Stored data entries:
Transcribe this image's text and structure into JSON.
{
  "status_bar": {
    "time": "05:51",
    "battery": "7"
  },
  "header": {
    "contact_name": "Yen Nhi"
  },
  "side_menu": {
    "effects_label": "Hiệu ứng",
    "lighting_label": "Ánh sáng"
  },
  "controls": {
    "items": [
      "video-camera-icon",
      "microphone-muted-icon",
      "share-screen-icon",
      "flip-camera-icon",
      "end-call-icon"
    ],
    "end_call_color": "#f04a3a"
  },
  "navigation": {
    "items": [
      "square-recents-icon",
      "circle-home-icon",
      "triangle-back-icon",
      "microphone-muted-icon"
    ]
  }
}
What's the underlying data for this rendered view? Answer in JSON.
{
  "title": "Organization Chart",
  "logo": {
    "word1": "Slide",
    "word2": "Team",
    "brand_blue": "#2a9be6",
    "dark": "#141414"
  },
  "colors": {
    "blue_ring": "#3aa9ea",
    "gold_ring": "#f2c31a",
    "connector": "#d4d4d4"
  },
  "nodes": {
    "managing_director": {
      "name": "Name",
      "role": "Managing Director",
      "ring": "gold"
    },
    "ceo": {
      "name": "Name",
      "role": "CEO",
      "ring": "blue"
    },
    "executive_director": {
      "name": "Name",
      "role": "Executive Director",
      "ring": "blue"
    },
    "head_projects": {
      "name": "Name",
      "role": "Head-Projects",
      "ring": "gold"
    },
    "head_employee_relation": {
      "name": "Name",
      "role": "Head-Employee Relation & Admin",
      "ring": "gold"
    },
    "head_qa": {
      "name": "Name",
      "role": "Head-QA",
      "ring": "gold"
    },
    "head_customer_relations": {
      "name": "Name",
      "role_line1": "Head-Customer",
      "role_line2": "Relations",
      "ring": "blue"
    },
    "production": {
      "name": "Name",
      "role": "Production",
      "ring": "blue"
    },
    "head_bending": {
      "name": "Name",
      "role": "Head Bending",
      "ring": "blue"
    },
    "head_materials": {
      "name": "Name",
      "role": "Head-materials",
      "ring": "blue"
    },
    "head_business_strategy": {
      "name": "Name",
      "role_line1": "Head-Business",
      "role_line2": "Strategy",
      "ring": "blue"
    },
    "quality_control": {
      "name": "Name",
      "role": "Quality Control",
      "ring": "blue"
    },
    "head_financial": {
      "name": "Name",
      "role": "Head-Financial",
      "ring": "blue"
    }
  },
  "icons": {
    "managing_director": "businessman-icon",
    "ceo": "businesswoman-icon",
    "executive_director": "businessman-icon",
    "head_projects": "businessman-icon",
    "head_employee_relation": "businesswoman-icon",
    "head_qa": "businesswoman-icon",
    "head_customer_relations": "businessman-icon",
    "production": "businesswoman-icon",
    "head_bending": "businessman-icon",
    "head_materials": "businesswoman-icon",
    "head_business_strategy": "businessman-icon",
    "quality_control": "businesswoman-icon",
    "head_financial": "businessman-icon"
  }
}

WHAT YOU HAVE TO DO> Write out every line of the records exactly.

TASK OUTPUT>
Transcribe this image's text and structure into JSON.
{
  "status_bar": {
    "time": "05:51",
    "battery": "7"
  },
  "header": {
    "contact_name": "Yen Nhi"
  },
  "side_menu": {
    "effects_label": "Hiệu ứng",
    "lighting_label": "Ánh sáng"
  },
  "controls": {
    "items": [
      "video-camera-icon",
      "microphone-muted-icon",
      "share-screen-icon",
      "flip-camera-icon",
      "end-call-icon"
    ],
    "end_call_color": "#f04a3a"
  },
  "navigation": {
    "items": [
      "square-recents-icon",
      "circle-home-icon",
      "triangle-back-icon",
      "microphone-muted-icon"
    ]
  }
}
What's the underlying data for this rendered view? Answer in JSON.
{
  "title": "Organization Chart",
  "logo": {
    "word1": "Slide",
    "word2": "Team",
    "brand_blue": "#2a9be6",
    "dark": "#141414"
  },
  "colors": {
    "blue_ring": "#3aa9ea",
    "gold_ring": "#f2c31a",
    "connector": "#d4d4d4"
  },
  "nodes": {
    "managing_director": {
      "name": "Name",
      "role": "Managing Director",
      "ring": "gold"
    },
    "ceo": {
      "name": "Name",
      "role": "CEO",
      "ring": "blue"
    },
    "executive_director": {
      "name": "Name",
      "role": "Executive Director",
      "ring": "blue"
    },
    "head_projects": {
      "name": "Name",
      "role": "Head-Projects",
      "ring": "gold"
    },
    "head_employee_relation": {
      "name": "Name",
      "role": "Head-Employee Relation & Admin",
      "ring": "gold"
    },
    "head_qa": {
      "name": "Name",
      "role": "Head-QA",
      "ring": "gold"
    },
    "head_customer_relations": {
      "name": "Name",
      "role_line1": "Head-Customer",
      "role_line2": "Relations",
      "ring": "blue"
    },
    "production": {
      "name": "Name",
      "role": "Production",
      "ring": "blue"
    },
    "head_bending": {
      "name": "Name",
      "role": "Head Bending",
      "ring": "blue"
    },
    "head_materials": {
      "name": "Name",
      "role": "Head-materials",
      "ring": "blue"
    },
    "head_business_strategy": {
      "name": "Name",
      "role_line1": "Head-Business",
      "role_line2": "Strategy",
      "ring": "blue"
    },
    "quality_control": {
      "name": "Name",
      "role": "Quality Control",
      "ring": "blue"
    },
    "head_financial": {
      "name": "Name",
      "role": "Head-Financial",
      "ring": "blue"
    }
  },
  "icons": {
    "managing_director": "businessman-icon",
    "ceo": "businesswoman-icon",
    "executive_director": "businessman-icon",
    "head_projects": "businessman-icon",
    "head_employee_relation": "businesswoman-icon",
    "head_qa": "businesswoman-icon",
    "head_customer_relations": "businessman-icon",
    "production": "businesswoman-icon",
    "head_bending": "businessman-icon",
    "head_materials": "businesswoman-icon",
    "head_business_strategy": "businessman-icon",
    "quality_control": "businesswoman-icon",
    "head_financial": "businessman-icon"
  }
}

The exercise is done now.